- PROBLEM STATEMENT -
In the entries below, find every line with "this" and copy it.

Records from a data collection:
_ _ _ _ _ _ _

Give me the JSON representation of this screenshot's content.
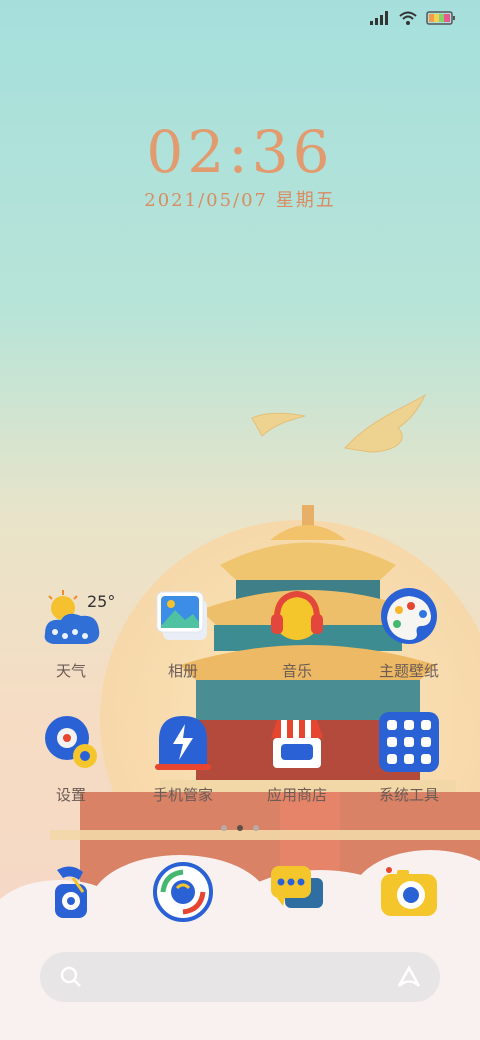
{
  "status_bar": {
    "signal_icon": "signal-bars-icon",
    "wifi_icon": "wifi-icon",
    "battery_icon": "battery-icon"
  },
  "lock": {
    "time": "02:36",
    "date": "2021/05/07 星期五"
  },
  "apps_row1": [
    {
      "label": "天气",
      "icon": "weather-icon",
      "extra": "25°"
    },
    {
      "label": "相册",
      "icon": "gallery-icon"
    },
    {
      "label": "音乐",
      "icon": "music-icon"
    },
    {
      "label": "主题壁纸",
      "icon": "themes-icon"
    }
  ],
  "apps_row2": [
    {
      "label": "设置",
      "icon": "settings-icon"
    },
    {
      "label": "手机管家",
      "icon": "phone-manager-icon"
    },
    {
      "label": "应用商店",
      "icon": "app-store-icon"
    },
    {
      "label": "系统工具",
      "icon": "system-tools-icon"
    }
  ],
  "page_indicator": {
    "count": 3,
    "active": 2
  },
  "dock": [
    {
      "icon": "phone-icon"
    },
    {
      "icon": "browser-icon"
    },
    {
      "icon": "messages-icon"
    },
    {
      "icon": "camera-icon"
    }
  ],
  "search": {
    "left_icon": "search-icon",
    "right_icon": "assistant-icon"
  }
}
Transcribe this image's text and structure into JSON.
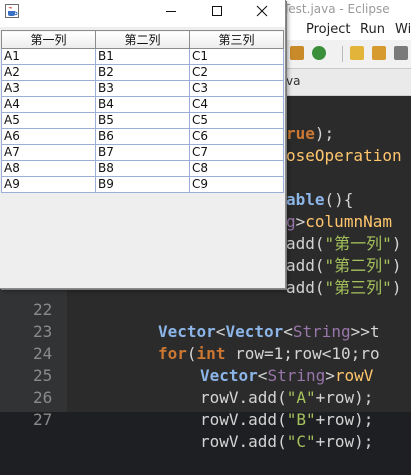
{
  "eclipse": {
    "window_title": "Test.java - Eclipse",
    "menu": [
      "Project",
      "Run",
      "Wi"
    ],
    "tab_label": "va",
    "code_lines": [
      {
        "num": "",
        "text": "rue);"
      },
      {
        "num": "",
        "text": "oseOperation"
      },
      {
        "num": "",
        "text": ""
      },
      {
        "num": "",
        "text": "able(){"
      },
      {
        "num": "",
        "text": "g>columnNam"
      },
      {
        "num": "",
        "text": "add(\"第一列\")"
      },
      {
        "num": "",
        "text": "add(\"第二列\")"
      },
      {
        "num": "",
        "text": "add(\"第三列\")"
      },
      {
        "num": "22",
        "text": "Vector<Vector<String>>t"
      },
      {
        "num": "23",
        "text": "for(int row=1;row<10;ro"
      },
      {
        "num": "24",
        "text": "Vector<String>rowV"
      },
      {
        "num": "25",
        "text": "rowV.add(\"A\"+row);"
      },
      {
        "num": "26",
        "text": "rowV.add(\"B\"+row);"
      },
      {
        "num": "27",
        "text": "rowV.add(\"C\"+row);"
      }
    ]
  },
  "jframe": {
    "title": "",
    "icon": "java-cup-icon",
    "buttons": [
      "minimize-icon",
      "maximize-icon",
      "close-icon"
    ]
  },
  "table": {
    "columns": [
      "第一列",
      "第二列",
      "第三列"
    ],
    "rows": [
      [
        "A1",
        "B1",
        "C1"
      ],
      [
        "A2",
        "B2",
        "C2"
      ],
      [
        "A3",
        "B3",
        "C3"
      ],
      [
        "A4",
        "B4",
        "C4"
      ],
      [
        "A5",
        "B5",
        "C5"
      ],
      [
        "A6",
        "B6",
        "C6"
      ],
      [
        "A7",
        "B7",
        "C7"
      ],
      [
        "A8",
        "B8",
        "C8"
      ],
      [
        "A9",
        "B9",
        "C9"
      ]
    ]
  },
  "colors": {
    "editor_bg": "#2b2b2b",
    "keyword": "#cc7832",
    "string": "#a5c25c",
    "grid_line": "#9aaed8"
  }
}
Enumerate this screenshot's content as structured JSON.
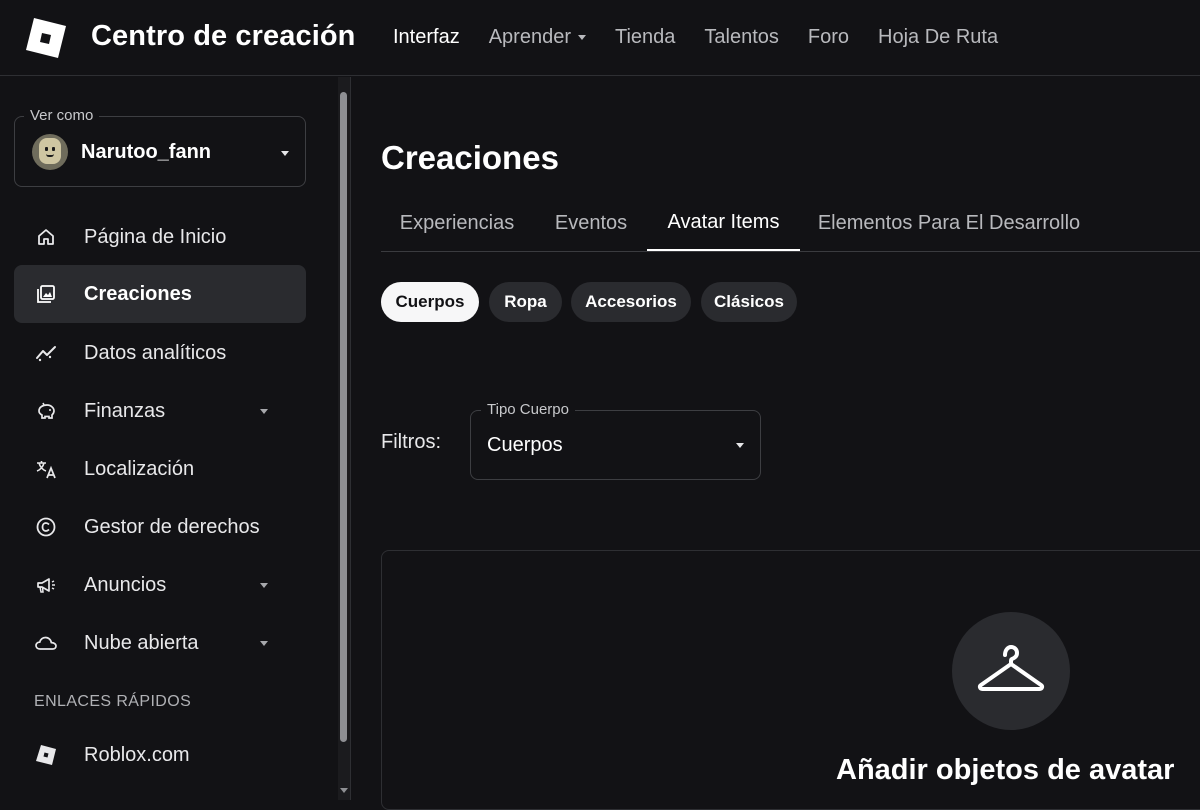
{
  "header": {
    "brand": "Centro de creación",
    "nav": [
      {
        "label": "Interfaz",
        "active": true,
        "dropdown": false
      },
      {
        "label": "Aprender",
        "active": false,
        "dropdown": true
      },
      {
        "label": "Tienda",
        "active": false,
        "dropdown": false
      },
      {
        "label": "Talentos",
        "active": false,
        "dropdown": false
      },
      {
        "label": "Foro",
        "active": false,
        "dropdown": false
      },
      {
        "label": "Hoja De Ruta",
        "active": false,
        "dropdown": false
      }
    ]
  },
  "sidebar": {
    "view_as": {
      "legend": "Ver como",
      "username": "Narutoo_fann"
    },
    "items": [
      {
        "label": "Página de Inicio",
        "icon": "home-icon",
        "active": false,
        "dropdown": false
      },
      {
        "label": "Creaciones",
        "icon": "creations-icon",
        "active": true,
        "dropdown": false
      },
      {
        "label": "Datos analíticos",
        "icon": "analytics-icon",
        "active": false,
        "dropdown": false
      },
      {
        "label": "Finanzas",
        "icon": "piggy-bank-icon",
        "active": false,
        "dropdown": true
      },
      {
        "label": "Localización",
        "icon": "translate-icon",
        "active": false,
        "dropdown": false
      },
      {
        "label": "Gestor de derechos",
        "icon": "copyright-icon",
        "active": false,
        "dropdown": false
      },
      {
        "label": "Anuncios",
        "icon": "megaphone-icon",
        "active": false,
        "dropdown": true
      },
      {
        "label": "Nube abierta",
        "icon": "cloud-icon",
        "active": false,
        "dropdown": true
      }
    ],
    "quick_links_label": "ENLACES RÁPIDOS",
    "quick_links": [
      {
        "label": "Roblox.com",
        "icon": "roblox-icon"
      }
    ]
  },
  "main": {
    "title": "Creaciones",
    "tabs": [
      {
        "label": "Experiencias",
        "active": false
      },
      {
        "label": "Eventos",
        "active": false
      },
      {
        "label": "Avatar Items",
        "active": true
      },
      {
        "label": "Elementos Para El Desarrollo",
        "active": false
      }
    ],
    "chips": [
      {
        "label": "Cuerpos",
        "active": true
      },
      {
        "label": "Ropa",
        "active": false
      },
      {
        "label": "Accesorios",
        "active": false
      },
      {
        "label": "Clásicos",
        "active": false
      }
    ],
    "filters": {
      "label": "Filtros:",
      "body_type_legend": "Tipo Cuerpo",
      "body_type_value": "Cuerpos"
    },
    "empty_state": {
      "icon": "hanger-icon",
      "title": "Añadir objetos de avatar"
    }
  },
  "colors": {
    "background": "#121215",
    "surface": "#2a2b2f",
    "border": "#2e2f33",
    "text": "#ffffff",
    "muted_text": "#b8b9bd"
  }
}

_ _ _ _ _ _ _

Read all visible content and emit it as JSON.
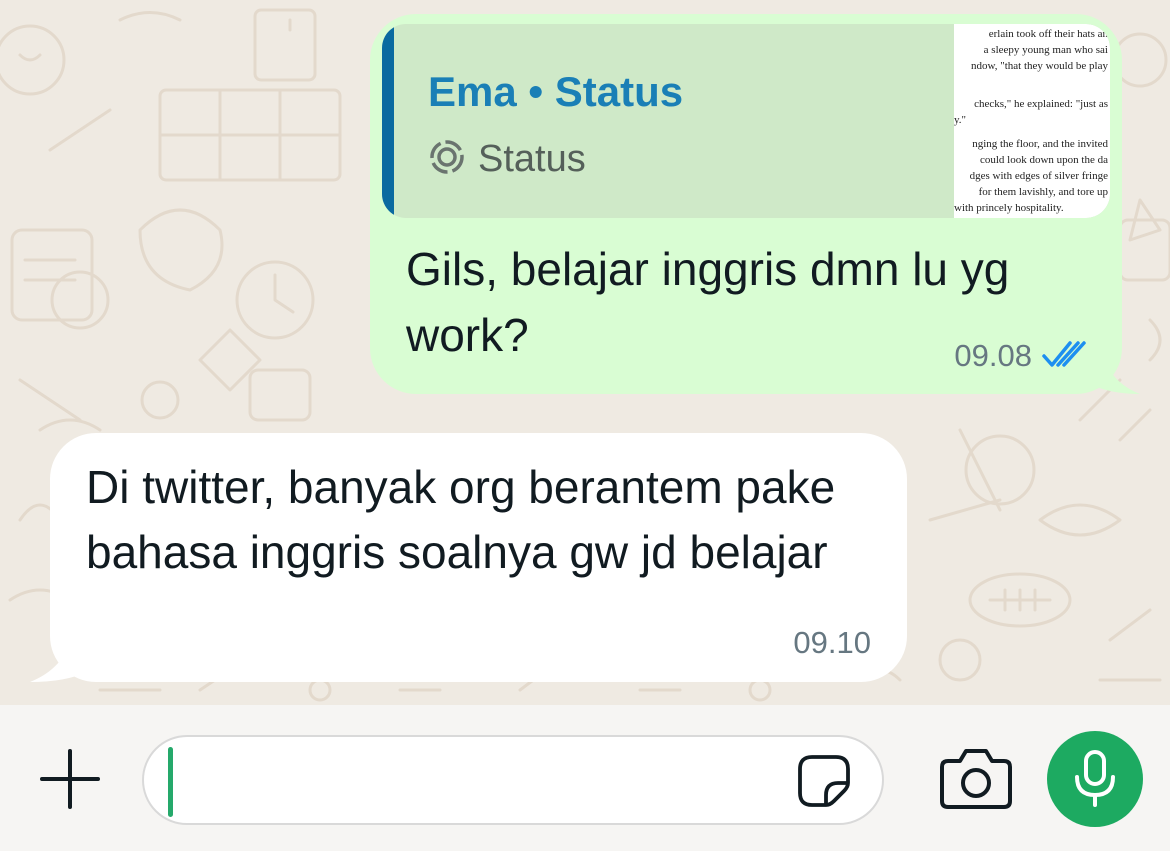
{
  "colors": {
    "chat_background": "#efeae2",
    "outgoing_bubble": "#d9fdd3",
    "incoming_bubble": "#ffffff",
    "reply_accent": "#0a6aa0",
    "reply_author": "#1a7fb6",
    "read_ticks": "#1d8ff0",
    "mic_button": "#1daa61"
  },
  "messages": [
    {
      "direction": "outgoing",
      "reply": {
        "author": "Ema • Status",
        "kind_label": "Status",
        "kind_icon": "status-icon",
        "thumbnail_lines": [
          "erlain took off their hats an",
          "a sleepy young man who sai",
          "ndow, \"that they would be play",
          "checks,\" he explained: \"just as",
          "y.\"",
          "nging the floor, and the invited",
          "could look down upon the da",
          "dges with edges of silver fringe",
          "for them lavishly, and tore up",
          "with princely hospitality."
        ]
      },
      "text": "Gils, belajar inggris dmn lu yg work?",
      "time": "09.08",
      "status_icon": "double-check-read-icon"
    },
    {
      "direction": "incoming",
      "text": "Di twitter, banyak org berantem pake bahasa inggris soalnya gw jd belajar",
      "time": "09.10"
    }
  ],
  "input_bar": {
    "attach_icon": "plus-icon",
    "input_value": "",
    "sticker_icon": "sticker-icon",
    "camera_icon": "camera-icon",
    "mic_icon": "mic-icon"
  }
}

_ _ _ _ _ _ _

- TASK SOLUTION -
Give me the JSON representation of this screenshot's content.
Transcribe this image's text and structure into JSON.
Enumerate this screenshot's content as structured JSON.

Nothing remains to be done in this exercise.